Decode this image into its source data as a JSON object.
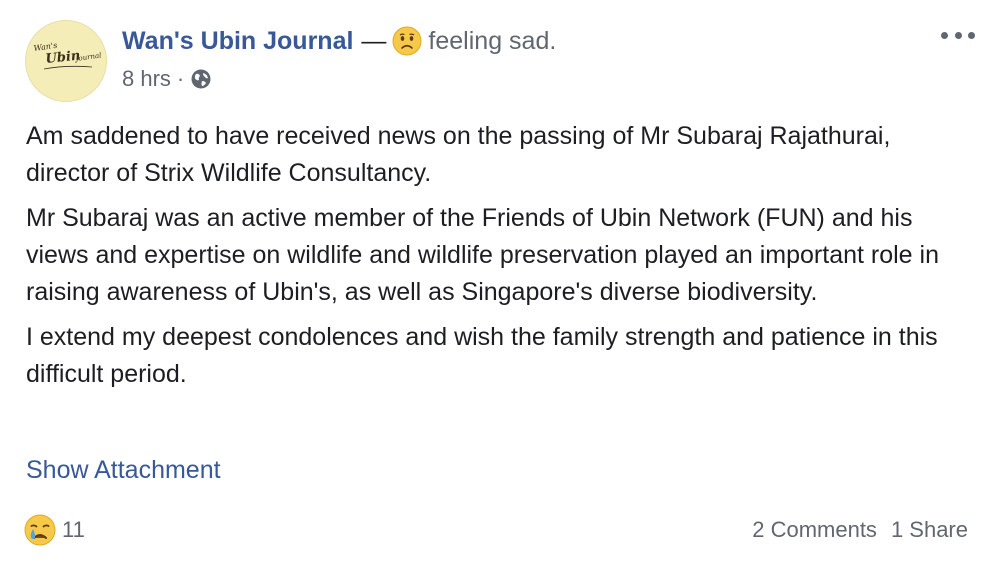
{
  "post": {
    "page_name": "Wan's Ubin Journal",
    "dash": "—",
    "feeling_icon": "sad-face-icon",
    "feeling_text": "feeling sad.",
    "timestamp": "8 hrs",
    "separator": "·",
    "audience_icon": "globe-icon",
    "more_icon": "more-options-icon",
    "avatar_logo_text": [
      "Wan's",
      "Ubin",
      "Journal"
    ],
    "paragraphs": [
      "Am saddened to have received news on the passing of Mr Subaraj Rajathurai, director of Strix Wildlife Consultancy.",
      "Mr Subaraj was an active member of the Friends of Ubin Network (FUN) and his views and expertise on wildlife and wildlife preservation played an important role in raising awareness of Ubin's, as well as Singapore's diverse biodiversity.",
      "I extend my deepest condolences and wish the family strength and patience in this difficult period."
    ],
    "show_attachment": "Show Attachment",
    "reaction_icon": "crying-face-icon",
    "reaction_count": "11",
    "comments": "2 Comments",
    "shares": "1 Share"
  },
  "colors": {
    "link_blue": "#385898",
    "text": "#1c1e21",
    "secondary_text": "#606770",
    "avatar_bg": "#f4edb8",
    "emoji_yellow": "#f7c948"
  }
}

+++++

■ **Exercise requirements**: Every line of the material is to be quoted exactly, with no pictures carried over.

■ **Answer to this exercise**:
Decode this image into its source data as a JSON object.
{
  "post": {
    "page_name": "Wan's Ubin Journal",
    "dash": "—",
    "feeling_icon": "sad-face-icon",
    "feeling_text": "feeling sad.",
    "timestamp": "8 hrs",
    "separator": "·",
    "audience_icon": "globe-icon",
    "more_icon": "more-options-icon",
    "avatar_logo_text": [
      "Wan's",
      "Ubin",
      "Journal"
    ],
    "paragraphs": [
      "Am saddened to have received news on the passing of Mr Subaraj Rajathurai, director of Strix Wildlife Consultancy.",
      "Mr Subaraj was an active member of the Friends of Ubin Network (FUN) and his views and expertise on wildlife and wildlife preservation played an important role in raising awareness of Ubin's, as well as Singapore's diverse biodiversity.",
      "I extend my deepest condolences and wish the family strength and patience in this difficult period."
    ],
    "show_attachment": "Show Attachment",
    "reaction_icon": "crying-face-icon",
    "reaction_count": "11",
    "comments": "2 Comments",
    "shares": "1 Share"
  },
  "colors": {
    "link_blue": "#385898",
    "text": "#1c1e21",
    "secondary_text": "#606770",
    "avatar_bg": "#f4edb8",
    "emoji_yellow": "#f7c948"
  }
}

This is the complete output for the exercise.